==== Extracted information

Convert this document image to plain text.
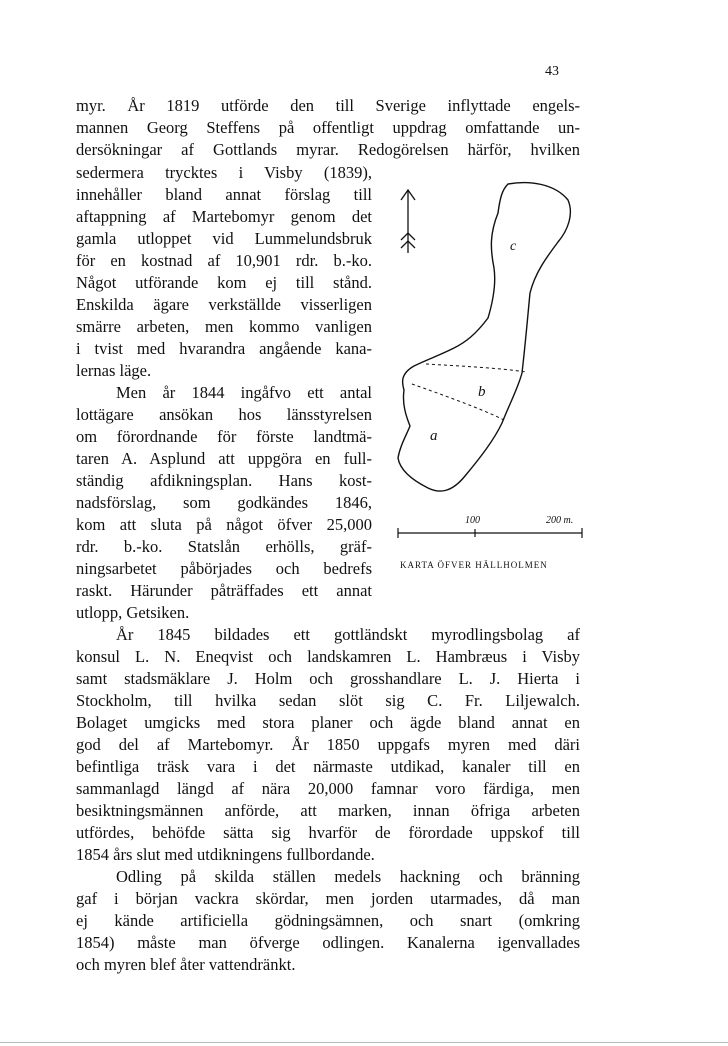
43
myr. År 1819 utförde den till Sverige inflyttade engels-
mannen Georg Steffens på offentligt uppdrag omfattande un-
dersökningar af Gottlands myrar. Redogörelsen härför, hvilken
sedermera trycktes i Visby (1839),
innehåller bland annat förslag till
aftappning af Martebomyr genom det
gamla utloppet vid Lummelundsbruk
för en kostnad af 10,901 rdr. b.-ko.
Något utförande kom ej till stånd.
Enskilda ägare verkställde visserligen
smärre arbeten, men kommo vanligen
i tvist med hvarandra angående kana-
lernas läge.
Men år 1844 ingåfvo ett antal
lottägare ansökan hos länsstyrelsen
om förordnande för förste landtmä-
taren A. Asplund att uppgöra en full-
ständig afdikningsplan. Hans kost-
nadsförslag, som godkändes 1846,
kom att sluta på något öfver 25,000
rdr. b.-ko. Statslån erhölls, gräf-
ningsarbetet påbörjades och bedrefs
raskt. Härunder påträffades ett annat
utlopp, Getsiken.
År 1845 bildades ett gottländskt myrodlingsbolag af
konsul L. N. Eneqvist och landskamren L. Hambræus i Visby
samt stadsmäklare J. Holm och grosshandlare L. J. Hierta i
Stockholm, till hvilka sedan slöt sig C. Fr. Liljewalch.
Bolaget umgicks med stora planer och ägde bland annat en
god del af Martebomyr. År 1850 uppgafs myren med däri
befintliga träsk vara i det närmaste utdikad, kanaler till en
sammanlagd längd af nära 20,000 famnar voro färdiga, men
besiktningsmännen anförde, att marken, innan öfriga arbeten
utfördes, behöfde sätta sig hvarför de förordade uppskof till
1854 års slut med utdikningens fullbordande.
Odling på skilda ställen medels hackning och bränning
gaf i början vackra skördar, men jorden utarmades, då man
ej kände artificiella gödningsämnen, och snart (omkring
1854) måste man öfverge odlingen. Kanalerna igenvallades
och myren blef åter vattendränkt.
c
b
a
100	200 m.
KARTA ÖFVER HÄLLHOLMEN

========

== How to complete this task ==
Only the pictures should be left out; the rest of the material above must be repeated exactly.

== Your response ==
Convert this document image to plain text.
43
myr. År 1819 utförde den till Sverige inflyttade engels-
mannen Georg Steffens på offentligt uppdrag omfattande un-
dersökningar af Gottlands myrar. Redogörelsen härför, hvilken
sedermera trycktes i Visby (1839),
innehåller bland annat förslag till
aftappning af Martebomyr genom det
gamla utloppet vid Lummelundsbruk
för en kostnad af 10,901 rdr. b.-ko.
Något utförande kom ej till stånd.
Enskilda ägare verkställde visserligen
smärre arbeten, men kommo vanligen
i tvist med hvarandra angående kana-
lernas läge.
Men år 1844 ingåfvo ett antal
lottägare ansökan hos länsstyrelsen
om förordnande för förste landtmä-
taren A. Asplund att uppgöra en full-
ständig afdikningsplan. Hans kost-
nadsförslag, som godkändes 1846,
kom att sluta på något öfver 25,000
rdr. b.-ko. Statslån erhölls, gräf-
ningsarbetet påbörjades och bedrefs
raskt. Härunder påträffades ett annat
utlopp, Getsiken.
År 1845 bildades ett gottländskt myrodlingsbolag af
konsul L. N. Eneqvist och landskamren L. Hambræus i Visby
samt stadsmäklare J. Holm och grosshandlare L. J. Hierta i
Stockholm, till hvilka sedan slöt sig C. Fr. Liljewalch.
Bolaget umgicks med stora planer och ägde bland annat en
god del af Martebomyr. År 1850 uppgafs myren med däri
befintliga träsk vara i det närmaste utdikad, kanaler till en
sammanlagd längd af nära 20,000 famnar voro färdiga, men
besiktningsmännen anförde, att marken, innan öfriga arbeten
utfördes, behöfde sätta sig hvarför de förordade uppskof till
1854 års slut med utdikningens fullbordande.
Odling på skilda ställen medels hackning och bränning
gaf i början vackra skördar, men jorden utarmades, då man
ej kände artificiella gödningsämnen, och snart (omkring
1854) måste man öfverge odlingen. Kanalerna igenvallades
och myren blef åter vattendränkt.
c
b
a
100	200 m.
KARTA ÖFVER HÄLLHOLMEN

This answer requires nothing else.